Start Data supplied

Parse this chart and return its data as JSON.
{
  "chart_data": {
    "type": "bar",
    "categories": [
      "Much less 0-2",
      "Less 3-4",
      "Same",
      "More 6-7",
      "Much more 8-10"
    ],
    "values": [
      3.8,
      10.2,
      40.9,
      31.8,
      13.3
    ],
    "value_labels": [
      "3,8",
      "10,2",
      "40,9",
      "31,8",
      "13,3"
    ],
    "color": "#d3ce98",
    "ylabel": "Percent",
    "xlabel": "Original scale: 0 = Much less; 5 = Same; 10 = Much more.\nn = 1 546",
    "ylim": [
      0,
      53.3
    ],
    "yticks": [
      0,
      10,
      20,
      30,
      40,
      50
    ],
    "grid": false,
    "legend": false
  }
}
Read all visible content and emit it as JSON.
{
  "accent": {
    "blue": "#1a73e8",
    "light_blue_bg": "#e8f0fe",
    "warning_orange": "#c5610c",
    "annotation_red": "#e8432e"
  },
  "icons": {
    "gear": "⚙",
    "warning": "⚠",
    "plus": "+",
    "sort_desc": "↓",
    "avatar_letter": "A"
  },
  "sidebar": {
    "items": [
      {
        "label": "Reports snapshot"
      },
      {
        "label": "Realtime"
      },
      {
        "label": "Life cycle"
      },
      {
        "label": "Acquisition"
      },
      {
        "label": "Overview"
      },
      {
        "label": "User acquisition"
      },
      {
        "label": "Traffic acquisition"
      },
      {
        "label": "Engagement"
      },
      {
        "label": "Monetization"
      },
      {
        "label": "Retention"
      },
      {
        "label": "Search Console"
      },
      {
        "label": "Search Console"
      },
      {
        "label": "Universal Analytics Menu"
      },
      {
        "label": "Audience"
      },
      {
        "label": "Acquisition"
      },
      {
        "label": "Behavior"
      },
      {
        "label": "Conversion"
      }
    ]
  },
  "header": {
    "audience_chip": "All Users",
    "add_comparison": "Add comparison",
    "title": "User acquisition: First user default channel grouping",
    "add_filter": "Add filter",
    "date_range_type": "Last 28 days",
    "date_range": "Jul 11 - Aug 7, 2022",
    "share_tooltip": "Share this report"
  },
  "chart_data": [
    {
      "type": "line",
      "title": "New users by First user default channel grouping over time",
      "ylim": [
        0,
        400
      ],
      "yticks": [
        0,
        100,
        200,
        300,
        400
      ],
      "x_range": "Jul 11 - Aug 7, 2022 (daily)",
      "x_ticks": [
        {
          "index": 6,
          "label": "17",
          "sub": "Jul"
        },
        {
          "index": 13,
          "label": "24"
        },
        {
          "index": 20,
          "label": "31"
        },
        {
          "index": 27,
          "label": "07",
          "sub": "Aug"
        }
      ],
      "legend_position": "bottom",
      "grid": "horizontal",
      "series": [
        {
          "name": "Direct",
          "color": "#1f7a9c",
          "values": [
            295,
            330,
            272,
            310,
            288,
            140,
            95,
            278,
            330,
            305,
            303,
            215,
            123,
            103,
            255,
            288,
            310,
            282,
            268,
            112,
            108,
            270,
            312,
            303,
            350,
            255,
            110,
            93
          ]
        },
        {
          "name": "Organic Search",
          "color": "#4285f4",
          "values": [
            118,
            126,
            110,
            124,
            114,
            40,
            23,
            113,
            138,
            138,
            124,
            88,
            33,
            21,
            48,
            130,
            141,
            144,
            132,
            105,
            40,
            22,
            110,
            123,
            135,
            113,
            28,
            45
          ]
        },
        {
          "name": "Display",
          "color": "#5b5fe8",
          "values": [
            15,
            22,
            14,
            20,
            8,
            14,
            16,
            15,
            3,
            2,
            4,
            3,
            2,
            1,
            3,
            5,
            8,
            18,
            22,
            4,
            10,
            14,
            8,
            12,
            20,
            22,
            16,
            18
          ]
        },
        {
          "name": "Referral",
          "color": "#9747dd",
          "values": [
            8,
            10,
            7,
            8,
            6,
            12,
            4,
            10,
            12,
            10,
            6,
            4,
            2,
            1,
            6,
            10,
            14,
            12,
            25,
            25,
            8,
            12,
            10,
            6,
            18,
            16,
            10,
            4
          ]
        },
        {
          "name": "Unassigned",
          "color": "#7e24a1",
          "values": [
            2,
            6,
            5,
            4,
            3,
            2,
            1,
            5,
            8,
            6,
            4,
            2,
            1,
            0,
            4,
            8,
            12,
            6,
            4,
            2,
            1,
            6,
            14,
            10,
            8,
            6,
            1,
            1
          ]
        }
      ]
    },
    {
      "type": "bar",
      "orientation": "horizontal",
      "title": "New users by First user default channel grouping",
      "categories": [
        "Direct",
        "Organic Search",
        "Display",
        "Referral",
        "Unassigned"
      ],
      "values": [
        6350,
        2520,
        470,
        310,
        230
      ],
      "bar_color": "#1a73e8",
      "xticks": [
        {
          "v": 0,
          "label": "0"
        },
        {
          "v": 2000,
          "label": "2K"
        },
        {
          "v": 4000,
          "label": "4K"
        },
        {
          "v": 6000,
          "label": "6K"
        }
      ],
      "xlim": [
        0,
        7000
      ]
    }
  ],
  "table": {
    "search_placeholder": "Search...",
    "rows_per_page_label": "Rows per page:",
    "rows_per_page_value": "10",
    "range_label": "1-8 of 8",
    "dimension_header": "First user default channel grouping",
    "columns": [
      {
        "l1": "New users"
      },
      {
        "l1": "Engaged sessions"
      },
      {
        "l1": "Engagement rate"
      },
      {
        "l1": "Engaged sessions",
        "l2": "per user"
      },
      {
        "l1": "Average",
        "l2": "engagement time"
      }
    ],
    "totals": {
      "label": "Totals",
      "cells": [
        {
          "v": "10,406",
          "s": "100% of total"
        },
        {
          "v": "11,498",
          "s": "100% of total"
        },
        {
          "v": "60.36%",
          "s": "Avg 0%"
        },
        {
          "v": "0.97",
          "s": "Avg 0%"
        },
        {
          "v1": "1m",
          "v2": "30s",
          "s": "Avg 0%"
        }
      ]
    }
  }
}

End Data supplied

* **Task to carry out**
From the listing above, reproduce all the lines exactly.

* **Problem solution**
Parse this chart and return its data as JSON.
{
  "chart_data": {
    "type": "bar",
    "categories": [
      "Much less 0-2",
      "Less 3-4",
      "Same",
      "More 6-7",
      "Much more 8-10"
    ],
    "values": [
      3.8,
      10.2,
      40.9,
      31.8,
      13.3
    ],
    "value_labels": [
      "3,8",
      "10,2",
      "40,9",
      "31,8",
      "13,3"
    ],
    "color": "#d3ce98",
    "ylabel": "Percent",
    "xlabel": "Original scale: 0 = Much less; 5 = Same; 10 = Much more.\nn = 1 546",
    "ylim": [
      0,
      53.3
    ],
    "yticks": [
      0,
      10,
      20,
      30,
      40,
      50
    ],
    "grid": false,
    "legend": false
  }
}
Read all visible content and emit it as JSON.
{
  "accent": {
    "blue": "#1a73e8",
    "light_blue_bg": "#e8f0fe",
    "warning_orange": "#c5610c",
    "annotation_red": "#e8432e"
  },
  "icons": {
    "gear": "⚙",
    "warning": "⚠",
    "plus": "+",
    "sort_desc": "↓",
    "avatar_letter": "A"
  },
  "sidebar": {
    "items": [
      {
        "label": "Reports snapshot"
      },
      {
        "label": "Realtime"
      },
      {
        "label": "Life cycle"
      },
      {
        "label": "Acquisition"
      },
      {
        "label": "Overview"
      },
      {
        "label": "User acquisition"
      },
      {
        "label": "Traffic acquisition"
      },
      {
        "label": "Engagement"
      },
      {
        "label": "Monetization"
      },
      {
        "label": "Retention"
      },
      {
        "label": "Search Console"
      },
      {
        "label": "Search Console"
      },
      {
        "label": "Universal Analytics Menu"
      },
      {
        "label": "Audience"
      },
      {
        "label": "Acquisition"
      },
      {
        "label": "Behavior"
      },
      {
        "label": "Conversion"
      }
    ]
  },
  "header": {
    "audience_chip": "All Users",
    "add_comparison": "Add comparison",
    "title": "User acquisition: First user default channel grouping",
    "add_filter": "Add filter",
    "date_range_type": "Last 28 days",
    "date_range": "Jul 11 - Aug 7, 2022",
    "share_tooltip": "Share this report"
  },
  "chart_data": [
    {
      "type": "line",
      "title": "New users by First user default channel grouping over time",
      "ylim": [
        0,
        400
      ],
      "yticks": [
        0,
        100,
        200,
        300,
        400
      ],
      "x_range": "Jul 11 - Aug 7, 2022 (daily)",
      "x_ticks": [
        {
          "index": 6,
          "label": "17",
          "sub": "Jul"
        },
        {
          "index": 13,
          "label": "24"
        },
        {
          "index": 20,
          "label": "31"
        },
        {
          "index": 27,
          "label": "07",
          "sub": "Aug"
        }
      ],
      "legend_position": "bottom",
      "grid": "horizontal",
      "series": [
        {
          "name": "Direct",
          "color": "#1f7a9c",
          "values": [
            295,
            330,
            272,
            310,
            288,
            140,
            95,
            278,
            330,
            305,
            303,
            215,
            123,
            103,
            255,
            288,
            310,
            282,
            268,
            112,
            108,
            270,
            312,
            303,
            350,
            255,
            110,
            93
          ]
        },
        {
          "name": "Organic Search",
          "color": "#4285f4",
          "values": [
            118,
            126,
            110,
            124,
            114,
            40,
            23,
            113,
            138,
            138,
            124,
            88,
            33,
            21,
            48,
            130,
            141,
            144,
            132,
            105,
            40,
            22,
            110,
            123,
            135,
            113,
            28,
            45
          ]
        },
        {
          "name": "Display",
          "color": "#5b5fe8",
          "values": [
            15,
            22,
            14,
            20,
            8,
            14,
            16,
            15,
            3,
            2,
            4,
            3,
            2,
            1,
            3,
            5,
            8,
            18,
            22,
            4,
            10,
            14,
            8,
            12,
            20,
            22,
            16,
            18
          ]
        },
        {
          "name": "Referral",
          "color": "#9747dd",
          "values": [
            8,
            10,
            7,
            8,
            6,
            12,
            4,
            10,
            12,
            10,
            6,
            4,
            2,
            1,
            6,
            10,
            14,
            12,
            25,
            25,
            8,
            12,
            10,
            6,
            18,
            16,
            10,
            4
          ]
        },
        {
          "name": "Unassigned",
          "color": "#7e24a1",
          "values": [
            2,
            6,
            5,
            4,
            3,
            2,
            1,
            5,
            8,
            6,
            4,
            2,
            1,
            0,
            4,
            8,
            12,
            6,
            4,
            2,
            1,
            6,
            14,
            10,
            8,
            6,
            1,
            1
          ]
        }
      ]
    },
    {
      "type": "bar",
      "orientation": "horizontal",
      "title": "New users by First user default channel grouping",
      "categories": [
        "Direct",
        "Organic Search",
        "Display",
        "Referral",
        "Unassigned"
      ],
      "values": [
        6350,
        2520,
        470,
        310,
        230
      ],
      "bar_color": "#1a73e8",
      "xticks": [
        {
          "v": 0,
          "label": "0"
        },
        {
          "v": 2000,
          "label": "2K"
        },
        {
          "v": 4000,
          "label": "4K"
        },
        {
          "v": 6000,
          "label": "6K"
        }
      ],
      "xlim": [
        0,
        7000
      ]
    }
  ],
  "table": {
    "search_placeholder": "Search...",
    "rows_per_page_label": "Rows per page:",
    "rows_per_page_value": "10",
    "range_label": "1-8 of 8",
    "dimension_header": "First user default channel grouping",
    "columns": [
      {
        "l1": "New users"
      },
      {
        "l1": "Engaged sessions"
      },
      {
        "l1": "Engagement rate"
      },
      {
        "l1": "Engaged sessions",
        "l2": "per user"
      },
      {
        "l1": "Average",
        "l2": "engagement time"
      }
    ],
    "totals": {
      "label": "Totals",
      "cells": [
        {
          "v": "10,406",
          "s": "100% of total"
        },
        {
          "v": "11,498",
          "s": "100% of total"
        },
        {
          "v": "60.36%",
          "s": "Avg 0%"
        },
        {
          "v": "0.97",
          "s": "Avg 0%"
        },
        {
          "v1": "1m",
          "v2": "30s",
          "s": "Avg 0%"
        }
      ]
    }
  }
}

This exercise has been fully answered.